== Data listing ==
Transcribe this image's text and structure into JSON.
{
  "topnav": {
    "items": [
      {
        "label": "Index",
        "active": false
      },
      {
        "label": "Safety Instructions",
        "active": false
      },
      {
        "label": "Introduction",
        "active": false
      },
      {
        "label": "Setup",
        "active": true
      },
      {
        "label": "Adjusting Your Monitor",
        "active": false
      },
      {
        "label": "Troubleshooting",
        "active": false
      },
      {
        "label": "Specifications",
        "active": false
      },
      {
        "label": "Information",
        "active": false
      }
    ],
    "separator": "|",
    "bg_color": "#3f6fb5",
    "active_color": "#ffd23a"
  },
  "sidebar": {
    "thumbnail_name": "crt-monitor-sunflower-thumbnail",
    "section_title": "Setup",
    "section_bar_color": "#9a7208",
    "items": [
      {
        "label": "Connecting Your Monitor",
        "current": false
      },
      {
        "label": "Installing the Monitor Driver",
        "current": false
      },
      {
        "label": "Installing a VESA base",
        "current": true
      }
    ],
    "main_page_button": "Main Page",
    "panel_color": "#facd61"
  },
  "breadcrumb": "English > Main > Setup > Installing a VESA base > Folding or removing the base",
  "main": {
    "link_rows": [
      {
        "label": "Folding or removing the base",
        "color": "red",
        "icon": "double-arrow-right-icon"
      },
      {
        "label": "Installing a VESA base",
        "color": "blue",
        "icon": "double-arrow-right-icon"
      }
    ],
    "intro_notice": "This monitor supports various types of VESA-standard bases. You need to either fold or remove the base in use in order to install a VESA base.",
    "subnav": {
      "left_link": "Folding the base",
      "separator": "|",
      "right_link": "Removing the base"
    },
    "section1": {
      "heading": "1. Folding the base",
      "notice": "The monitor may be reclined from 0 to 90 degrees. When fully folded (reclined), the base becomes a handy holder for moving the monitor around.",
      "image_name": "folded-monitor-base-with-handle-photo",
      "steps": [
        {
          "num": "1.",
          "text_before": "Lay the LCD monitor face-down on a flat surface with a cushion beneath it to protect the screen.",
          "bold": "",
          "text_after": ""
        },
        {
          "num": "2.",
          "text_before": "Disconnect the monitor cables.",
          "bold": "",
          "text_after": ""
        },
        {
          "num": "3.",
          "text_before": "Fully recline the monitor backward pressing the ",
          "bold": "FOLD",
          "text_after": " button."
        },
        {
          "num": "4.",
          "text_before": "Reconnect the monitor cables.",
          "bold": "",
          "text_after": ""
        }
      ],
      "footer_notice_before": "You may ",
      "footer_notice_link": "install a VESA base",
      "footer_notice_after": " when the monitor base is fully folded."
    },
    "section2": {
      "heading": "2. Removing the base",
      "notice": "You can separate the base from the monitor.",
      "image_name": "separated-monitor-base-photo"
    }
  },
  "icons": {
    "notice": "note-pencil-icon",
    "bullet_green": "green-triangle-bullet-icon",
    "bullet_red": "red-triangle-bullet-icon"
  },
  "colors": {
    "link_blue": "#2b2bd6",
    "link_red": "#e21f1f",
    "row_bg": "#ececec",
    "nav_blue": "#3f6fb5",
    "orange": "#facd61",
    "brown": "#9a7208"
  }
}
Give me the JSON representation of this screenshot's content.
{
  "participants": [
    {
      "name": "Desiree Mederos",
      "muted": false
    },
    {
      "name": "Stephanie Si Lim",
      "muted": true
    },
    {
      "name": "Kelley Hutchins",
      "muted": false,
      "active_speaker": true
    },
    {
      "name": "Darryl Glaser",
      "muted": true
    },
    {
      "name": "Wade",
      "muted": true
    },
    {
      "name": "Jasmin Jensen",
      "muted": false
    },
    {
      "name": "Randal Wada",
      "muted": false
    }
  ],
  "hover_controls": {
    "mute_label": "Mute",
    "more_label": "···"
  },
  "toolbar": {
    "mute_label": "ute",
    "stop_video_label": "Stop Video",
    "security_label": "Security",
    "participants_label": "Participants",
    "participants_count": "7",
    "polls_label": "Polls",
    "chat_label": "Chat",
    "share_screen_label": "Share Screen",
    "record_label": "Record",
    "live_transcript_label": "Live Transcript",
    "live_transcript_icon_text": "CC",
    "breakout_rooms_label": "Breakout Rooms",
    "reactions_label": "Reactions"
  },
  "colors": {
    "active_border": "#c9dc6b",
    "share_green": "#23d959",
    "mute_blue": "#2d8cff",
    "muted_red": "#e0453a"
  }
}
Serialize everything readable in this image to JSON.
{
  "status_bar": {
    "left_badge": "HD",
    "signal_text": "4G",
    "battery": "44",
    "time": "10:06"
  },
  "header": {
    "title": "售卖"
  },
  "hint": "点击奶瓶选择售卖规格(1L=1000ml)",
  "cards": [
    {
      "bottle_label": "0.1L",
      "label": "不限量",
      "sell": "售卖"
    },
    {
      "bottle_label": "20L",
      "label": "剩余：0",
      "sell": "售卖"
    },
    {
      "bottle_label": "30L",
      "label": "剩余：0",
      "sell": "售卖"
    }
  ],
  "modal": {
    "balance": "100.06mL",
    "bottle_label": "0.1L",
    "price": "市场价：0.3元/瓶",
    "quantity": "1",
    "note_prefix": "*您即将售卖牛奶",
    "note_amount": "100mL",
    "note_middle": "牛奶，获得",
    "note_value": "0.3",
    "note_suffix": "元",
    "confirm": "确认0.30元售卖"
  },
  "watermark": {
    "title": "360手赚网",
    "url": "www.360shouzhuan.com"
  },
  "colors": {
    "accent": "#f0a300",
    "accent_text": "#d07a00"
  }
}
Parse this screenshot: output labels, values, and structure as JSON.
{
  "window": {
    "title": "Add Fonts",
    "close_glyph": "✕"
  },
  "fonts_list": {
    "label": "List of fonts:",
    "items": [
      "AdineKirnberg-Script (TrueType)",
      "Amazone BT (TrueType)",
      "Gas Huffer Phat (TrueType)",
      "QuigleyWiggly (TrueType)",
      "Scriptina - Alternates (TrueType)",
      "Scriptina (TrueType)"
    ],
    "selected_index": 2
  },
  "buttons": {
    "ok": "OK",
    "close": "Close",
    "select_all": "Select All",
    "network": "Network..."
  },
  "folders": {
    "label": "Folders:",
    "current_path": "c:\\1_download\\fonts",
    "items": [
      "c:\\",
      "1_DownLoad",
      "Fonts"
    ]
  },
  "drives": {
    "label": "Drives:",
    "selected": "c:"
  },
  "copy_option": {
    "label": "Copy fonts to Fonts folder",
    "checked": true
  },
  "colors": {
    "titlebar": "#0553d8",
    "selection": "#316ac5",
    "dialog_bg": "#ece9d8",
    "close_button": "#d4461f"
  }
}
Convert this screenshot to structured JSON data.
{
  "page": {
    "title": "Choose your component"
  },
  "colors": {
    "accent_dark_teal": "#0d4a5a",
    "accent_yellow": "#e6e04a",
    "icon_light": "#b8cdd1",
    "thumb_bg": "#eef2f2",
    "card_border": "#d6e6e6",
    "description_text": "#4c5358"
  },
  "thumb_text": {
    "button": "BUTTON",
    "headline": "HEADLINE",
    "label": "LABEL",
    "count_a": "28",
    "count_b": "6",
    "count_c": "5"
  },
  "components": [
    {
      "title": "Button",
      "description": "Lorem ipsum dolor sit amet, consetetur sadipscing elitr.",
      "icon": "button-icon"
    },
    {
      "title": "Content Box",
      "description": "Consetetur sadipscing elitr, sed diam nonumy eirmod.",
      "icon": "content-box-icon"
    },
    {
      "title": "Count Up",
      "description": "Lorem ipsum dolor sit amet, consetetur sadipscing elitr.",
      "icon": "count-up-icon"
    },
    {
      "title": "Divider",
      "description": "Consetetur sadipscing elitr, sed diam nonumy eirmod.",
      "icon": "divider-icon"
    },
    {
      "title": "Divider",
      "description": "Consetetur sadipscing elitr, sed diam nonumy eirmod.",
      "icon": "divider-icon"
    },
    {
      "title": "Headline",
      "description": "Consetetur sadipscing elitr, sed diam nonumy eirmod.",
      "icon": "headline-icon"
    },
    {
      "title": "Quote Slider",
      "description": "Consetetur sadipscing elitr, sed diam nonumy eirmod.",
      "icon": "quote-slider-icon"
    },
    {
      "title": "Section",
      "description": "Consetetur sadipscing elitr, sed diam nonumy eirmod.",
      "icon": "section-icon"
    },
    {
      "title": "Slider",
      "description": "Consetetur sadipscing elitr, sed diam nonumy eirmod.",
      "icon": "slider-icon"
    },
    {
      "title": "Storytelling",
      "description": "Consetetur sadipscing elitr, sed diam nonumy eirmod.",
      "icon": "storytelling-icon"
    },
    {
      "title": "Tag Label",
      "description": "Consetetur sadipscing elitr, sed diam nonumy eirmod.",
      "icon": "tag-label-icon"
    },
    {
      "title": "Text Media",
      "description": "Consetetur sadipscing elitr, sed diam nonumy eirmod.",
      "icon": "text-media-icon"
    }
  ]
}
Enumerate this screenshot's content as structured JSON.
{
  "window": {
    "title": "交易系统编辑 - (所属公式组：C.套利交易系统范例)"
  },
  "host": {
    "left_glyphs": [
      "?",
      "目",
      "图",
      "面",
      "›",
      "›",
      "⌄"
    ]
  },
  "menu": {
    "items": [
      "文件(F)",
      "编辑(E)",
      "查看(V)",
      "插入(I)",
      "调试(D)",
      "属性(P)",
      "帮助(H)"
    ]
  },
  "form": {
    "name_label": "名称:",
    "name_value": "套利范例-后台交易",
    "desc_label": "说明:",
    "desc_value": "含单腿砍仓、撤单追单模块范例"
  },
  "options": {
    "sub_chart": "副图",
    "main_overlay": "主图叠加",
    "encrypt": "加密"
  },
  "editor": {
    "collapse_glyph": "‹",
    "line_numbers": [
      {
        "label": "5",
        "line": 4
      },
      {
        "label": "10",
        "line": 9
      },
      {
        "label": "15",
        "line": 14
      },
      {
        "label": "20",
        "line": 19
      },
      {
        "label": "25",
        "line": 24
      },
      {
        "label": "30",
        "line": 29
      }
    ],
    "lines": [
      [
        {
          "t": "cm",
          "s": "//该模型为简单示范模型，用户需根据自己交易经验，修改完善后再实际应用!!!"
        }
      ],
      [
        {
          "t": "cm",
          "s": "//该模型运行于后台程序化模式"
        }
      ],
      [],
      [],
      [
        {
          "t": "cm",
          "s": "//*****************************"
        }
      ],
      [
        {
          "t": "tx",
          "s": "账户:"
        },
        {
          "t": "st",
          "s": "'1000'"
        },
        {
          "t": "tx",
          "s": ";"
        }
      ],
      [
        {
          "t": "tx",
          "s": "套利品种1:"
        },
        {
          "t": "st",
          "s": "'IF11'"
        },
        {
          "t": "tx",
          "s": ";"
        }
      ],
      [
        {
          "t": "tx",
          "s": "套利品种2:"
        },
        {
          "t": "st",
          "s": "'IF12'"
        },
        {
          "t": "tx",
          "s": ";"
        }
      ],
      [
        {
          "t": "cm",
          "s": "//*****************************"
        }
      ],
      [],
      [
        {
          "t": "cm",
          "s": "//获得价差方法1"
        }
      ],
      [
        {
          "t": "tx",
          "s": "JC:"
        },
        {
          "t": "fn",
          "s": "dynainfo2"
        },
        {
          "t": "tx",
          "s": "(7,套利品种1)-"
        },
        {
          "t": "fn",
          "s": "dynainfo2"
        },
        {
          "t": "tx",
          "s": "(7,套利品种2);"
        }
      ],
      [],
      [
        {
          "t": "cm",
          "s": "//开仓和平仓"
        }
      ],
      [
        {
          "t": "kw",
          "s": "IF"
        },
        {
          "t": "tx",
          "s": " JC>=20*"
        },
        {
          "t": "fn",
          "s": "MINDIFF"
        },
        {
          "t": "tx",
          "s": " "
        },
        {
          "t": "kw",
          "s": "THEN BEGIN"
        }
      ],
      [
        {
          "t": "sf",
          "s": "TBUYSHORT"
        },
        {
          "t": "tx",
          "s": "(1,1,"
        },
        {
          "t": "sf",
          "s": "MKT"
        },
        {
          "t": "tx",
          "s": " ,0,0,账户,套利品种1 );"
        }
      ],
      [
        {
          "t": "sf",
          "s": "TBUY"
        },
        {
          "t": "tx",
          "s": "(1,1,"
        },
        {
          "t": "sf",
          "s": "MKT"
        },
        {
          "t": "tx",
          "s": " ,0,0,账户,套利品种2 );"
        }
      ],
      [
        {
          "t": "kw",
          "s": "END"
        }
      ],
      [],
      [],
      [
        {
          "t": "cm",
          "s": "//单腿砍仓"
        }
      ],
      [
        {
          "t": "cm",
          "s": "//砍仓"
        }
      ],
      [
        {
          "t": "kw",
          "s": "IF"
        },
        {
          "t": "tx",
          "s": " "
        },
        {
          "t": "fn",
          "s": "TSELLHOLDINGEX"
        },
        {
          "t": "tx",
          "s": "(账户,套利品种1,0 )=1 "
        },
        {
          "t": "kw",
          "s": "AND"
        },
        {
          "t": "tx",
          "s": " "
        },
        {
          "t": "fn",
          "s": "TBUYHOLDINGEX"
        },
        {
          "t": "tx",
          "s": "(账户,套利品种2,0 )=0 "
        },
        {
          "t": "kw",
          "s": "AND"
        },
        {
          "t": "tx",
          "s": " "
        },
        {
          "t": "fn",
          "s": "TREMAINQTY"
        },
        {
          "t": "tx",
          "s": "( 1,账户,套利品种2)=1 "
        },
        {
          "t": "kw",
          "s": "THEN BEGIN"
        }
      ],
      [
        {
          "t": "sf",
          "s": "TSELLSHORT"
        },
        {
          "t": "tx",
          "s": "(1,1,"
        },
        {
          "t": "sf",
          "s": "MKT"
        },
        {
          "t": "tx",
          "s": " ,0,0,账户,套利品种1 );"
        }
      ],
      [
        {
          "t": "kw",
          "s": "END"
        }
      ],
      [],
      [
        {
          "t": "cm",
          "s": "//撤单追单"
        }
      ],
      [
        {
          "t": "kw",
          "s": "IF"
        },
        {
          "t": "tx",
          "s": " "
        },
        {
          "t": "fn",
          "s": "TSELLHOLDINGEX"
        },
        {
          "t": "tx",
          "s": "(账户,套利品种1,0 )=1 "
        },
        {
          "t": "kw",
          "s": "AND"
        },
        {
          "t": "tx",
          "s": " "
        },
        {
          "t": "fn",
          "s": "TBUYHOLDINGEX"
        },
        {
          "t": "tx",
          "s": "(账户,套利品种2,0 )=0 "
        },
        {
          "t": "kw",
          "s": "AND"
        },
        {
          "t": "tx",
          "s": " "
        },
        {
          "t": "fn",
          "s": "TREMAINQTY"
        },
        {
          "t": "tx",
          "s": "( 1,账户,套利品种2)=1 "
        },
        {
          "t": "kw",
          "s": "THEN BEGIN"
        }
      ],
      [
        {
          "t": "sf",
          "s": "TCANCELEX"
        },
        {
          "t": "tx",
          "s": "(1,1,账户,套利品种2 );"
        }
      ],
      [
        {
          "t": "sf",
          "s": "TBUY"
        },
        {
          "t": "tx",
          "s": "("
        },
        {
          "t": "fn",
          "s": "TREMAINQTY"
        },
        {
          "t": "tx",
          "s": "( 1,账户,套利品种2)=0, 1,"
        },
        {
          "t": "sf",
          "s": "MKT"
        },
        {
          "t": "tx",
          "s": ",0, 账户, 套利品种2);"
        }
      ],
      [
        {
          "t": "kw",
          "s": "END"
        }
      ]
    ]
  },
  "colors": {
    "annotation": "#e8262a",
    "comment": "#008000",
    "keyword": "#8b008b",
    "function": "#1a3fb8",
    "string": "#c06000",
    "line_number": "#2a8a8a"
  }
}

== Work to be completed ==
Search the listing above for the string "triangle". Copy every line that contains it.

== Output below ==
    "bullet_green": "green-triangle-bullet-icon",
    "bullet_red": "red-triangle-bullet-icon"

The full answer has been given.